Exercise details:
Return the full material exactly.

----------

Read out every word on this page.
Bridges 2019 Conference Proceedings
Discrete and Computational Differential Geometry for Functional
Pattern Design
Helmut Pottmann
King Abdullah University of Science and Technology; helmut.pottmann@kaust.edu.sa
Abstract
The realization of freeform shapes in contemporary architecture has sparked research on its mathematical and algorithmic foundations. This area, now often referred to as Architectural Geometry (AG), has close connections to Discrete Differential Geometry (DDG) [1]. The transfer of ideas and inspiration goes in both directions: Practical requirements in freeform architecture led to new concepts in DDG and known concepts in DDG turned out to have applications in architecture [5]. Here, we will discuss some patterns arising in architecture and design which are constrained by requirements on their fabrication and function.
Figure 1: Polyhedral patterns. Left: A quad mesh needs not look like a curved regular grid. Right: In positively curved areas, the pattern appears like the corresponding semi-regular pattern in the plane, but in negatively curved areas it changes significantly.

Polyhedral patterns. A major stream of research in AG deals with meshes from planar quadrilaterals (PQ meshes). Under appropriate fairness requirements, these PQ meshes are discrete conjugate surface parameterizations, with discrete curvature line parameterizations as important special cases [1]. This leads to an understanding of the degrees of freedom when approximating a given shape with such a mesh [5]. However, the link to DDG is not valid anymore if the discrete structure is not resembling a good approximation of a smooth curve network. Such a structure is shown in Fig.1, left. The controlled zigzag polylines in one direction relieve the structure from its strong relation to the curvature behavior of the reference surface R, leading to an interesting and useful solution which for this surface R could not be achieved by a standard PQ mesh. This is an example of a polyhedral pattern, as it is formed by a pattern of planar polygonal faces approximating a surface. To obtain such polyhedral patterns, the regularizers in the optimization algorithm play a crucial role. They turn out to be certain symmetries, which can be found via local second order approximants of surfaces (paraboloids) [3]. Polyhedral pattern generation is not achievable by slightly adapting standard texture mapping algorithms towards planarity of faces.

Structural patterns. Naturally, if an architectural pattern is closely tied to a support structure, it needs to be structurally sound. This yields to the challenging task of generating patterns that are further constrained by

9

----------

Solved problem:
Read out every word on this page.
Bridges 2019 Conference Proceedings
Discrete and Computational Differential Geometry for Functional
Pattern Design
Helmut Pottmann
King Abdullah University of Science and Technology; helmut.pottmann@kaust.edu.sa
Abstract
The realization of freeform shapes in contemporary architecture has sparked research on its mathematical and algorithmic foundations. This area, now often referred to as Architectural Geometry (AG), has close connections to Discrete Differential Geometry (DDG) [1]. The transfer of ideas and inspiration goes in both directions: Practical requirements in freeform architecture led to new concepts in DDG and known concepts in DDG turned out to have applications in architecture [5]. Here, we will discuss some patterns arising in architecture and design which are constrained by requirements on their fabrication and function.
Figure 1: Polyhedral patterns. Left: A quad mesh needs not look like a curved regular grid. Right: In positively curved areas, the pattern appears like the corresponding semi-regular pattern in the plane, but in negatively curved areas it changes significantly.

Polyhedral patterns. A major stream of research in AG deals with meshes from planar quadrilaterals (PQ meshes). Under appropriate fairness requirements, these PQ meshes are discrete conjugate surface parameterizations, with discrete curvature line parameterizations as important special cases [1]. This leads to an understanding of the degrees of freedom when approximating a given shape with such a mesh [5]. However, the link to DDG is not valid anymore if the discrete structure is not resembling a good approximation of a smooth curve network. Such a structure is shown in Fig.1, left. The controlled zigzag polylines in one direction relieve the structure from its strong relation to the curvature behavior of the reference surface R, leading to an interesting and useful solution which for this surface R could not be achieved by a standard PQ mesh. This is an example of a polyhedral pattern, as it is formed by a pattern of planar polygonal faces approximating a surface. To obtain such polyhedral patterns, the regularizers in the optimization algorithm play a crucial role. They turn out to be certain symmetries, which can be found via local second order approximants of surfaces (paraboloids) [3]. Polyhedral pattern generation is not achievable by slightly adapting standard texture mapping algorithms towards planarity of faces.

Structural patterns. Naturally, if an architectural pattern is closely tied to a support structure, it needs to be structurally sound. This yields to the challenging task of generating patterns that are further constrained by

9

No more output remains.